Stated goal. Write out, precisely and in full, each line of the material.
━━━━━ Records provided
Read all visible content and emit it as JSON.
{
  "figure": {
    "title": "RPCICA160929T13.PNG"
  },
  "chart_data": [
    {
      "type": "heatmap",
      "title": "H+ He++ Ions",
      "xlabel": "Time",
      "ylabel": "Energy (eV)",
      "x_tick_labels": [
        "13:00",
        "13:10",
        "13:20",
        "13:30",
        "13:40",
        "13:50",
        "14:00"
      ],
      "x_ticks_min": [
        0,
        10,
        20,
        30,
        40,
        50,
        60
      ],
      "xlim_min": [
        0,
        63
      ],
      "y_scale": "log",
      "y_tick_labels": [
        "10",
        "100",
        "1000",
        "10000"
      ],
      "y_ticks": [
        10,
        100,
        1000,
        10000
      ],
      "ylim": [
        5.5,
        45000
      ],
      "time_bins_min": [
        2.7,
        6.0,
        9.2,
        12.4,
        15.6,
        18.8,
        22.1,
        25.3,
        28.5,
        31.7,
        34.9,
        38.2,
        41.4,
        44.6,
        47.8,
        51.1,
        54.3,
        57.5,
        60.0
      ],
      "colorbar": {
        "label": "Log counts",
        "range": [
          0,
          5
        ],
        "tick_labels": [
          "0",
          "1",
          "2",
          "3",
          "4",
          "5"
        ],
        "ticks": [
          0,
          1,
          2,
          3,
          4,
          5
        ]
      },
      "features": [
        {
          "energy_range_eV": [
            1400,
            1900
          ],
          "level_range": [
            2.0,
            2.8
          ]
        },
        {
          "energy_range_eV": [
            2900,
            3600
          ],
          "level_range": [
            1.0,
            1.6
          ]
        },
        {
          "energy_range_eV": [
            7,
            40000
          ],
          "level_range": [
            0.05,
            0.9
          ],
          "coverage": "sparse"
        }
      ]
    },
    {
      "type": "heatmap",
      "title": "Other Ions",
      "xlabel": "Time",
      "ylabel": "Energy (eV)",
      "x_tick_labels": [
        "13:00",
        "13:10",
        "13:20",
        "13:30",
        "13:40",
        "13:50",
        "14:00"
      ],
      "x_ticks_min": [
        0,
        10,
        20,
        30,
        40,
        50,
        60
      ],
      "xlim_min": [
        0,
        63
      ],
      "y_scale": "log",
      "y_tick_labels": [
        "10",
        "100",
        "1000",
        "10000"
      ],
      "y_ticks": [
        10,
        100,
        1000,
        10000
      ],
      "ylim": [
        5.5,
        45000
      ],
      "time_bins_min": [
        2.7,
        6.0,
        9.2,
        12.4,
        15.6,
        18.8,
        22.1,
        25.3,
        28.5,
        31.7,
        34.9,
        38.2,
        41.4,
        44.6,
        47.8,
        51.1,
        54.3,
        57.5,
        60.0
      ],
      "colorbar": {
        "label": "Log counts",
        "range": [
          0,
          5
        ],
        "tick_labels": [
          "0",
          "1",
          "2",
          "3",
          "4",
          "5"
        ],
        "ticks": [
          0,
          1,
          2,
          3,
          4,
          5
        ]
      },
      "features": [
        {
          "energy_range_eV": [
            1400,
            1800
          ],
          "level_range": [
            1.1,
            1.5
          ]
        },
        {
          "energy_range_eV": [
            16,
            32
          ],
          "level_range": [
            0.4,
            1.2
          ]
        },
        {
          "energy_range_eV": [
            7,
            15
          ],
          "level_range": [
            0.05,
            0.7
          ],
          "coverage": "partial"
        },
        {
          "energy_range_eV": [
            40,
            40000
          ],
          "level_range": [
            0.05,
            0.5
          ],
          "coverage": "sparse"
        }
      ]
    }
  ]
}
━━━━━━━━━━
Solution.
Read all visible content and emit it as JSON.
{
  "figure": {
    "title": "RPCICA160929T13.PNG"
  },
  "chart_data": [
    {
      "type": "heatmap",
      "title": "H+ He++ Ions",
      "xlabel": "Time",
      "ylabel": "Energy (eV)",
      "x_tick_labels": [
        "13:00",
        "13:10",
        "13:20",
        "13:30",
        "13:40",
        "13:50",
        "14:00"
      ],
      "x_ticks_min": [
        0,
        10,
        20,
        30,
        40,
        50,
        60
      ],
      "xlim_min": [
        0,
        63
      ],
      "y_scale": "log",
      "y_tick_labels": [
        "10",
        "100",
        "1000",
        "10000"
      ],
      "y_ticks": [
        10,
        100,
        1000,
        10000
      ],
      "ylim": [
        5.5,
        45000
      ],
      "time_bins_min": [
        2.7,
        6.0,
        9.2,
        12.4,
        15.6,
        18.8,
        22.1,
        25.3,
        28.5,
        31.7,
        34.9,
        38.2,
        41.4,
        44.6,
        47.8,
        51.1,
        54.3,
        57.5,
        60.0
      ],
      "colorbar": {
        "label": "Log counts",
        "range": [
          0,
          5
        ],
        "tick_labels": [
          "0",
          "1",
          "2",
          "3",
          "4",
          "5"
        ],
        "ticks": [
          0,
          1,
          2,
          3,
          4,
          5
        ]
      },
      "features": [
        {
          "energy_range_eV": [
            1400,
            1900
          ],
          "level_range": [
            2.0,
            2.8
          ]
        },
        {
          "energy_range_eV": [
            2900,
            3600
          ],
          "level_range": [
            1.0,
            1.6
          ]
        },
        {
          "energy_range_eV": [
            7,
            40000
          ],
          "level_range": [
            0.05,
            0.9
          ],
          "coverage": "sparse"
        }
      ]
    },
    {
      "type": "heatmap",
      "title": "Other Ions",
      "xlabel": "Time",
      "ylabel": "Energy (eV)",
      "x_tick_labels": [
        "13:00",
        "13:10",
        "13:20",
        "13:30",
        "13:40",
        "13:50",
        "14:00"
      ],
      "x_ticks_min": [
        0,
        10,
        20,
        30,
        40,
        50,
        60
      ],
      "xlim_min": [
        0,
        63
      ],
      "y_scale": "log",
      "y_tick_labels": [
        "10",
        "100",
        "1000",
        "10000"
      ],
      "y_ticks": [
        10,
        100,
        1000,
        10000
      ],
      "ylim": [
        5.5,
        45000
      ],
      "time_bins_min": [
        2.7,
        6.0,
        9.2,
        12.4,
        15.6,
        18.8,
        22.1,
        25.3,
        28.5,
        31.7,
        34.9,
        38.2,
        41.4,
        44.6,
        47.8,
        51.1,
        54.3,
        57.5,
        60.0
      ],
      "colorbar": {
        "label": "Log counts",
        "range": [
          0,
          5
        ],
        "tick_labels": [
          "0",
          "1",
          "2",
          "3",
          "4",
          "5"
        ],
        "ticks": [
          0,
          1,
          2,
          3,
          4,
          5
        ]
      },
      "features": [
        {
          "energy_range_eV": [
            1400,
            1800
          ],
          "level_range": [
            1.1,
            1.5
          ]
        },
        {
          "energy_range_eV": [
            16,
            32
          ],
          "level_range": [
            0.4,
            1.2
          ]
        },
        {
          "energy_range_eV": [
            7,
            15
          ],
          "level_range": [
            0.05,
            0.7
          ],
          "coverage": "partial"
        },
        {
          "energy_range_eV": [
            40,
            40000
          ],
          "level_range": [
            0.05,
            0.5
          ],
          "coverage": "sparse"
        }
      ]
    }
  ]
}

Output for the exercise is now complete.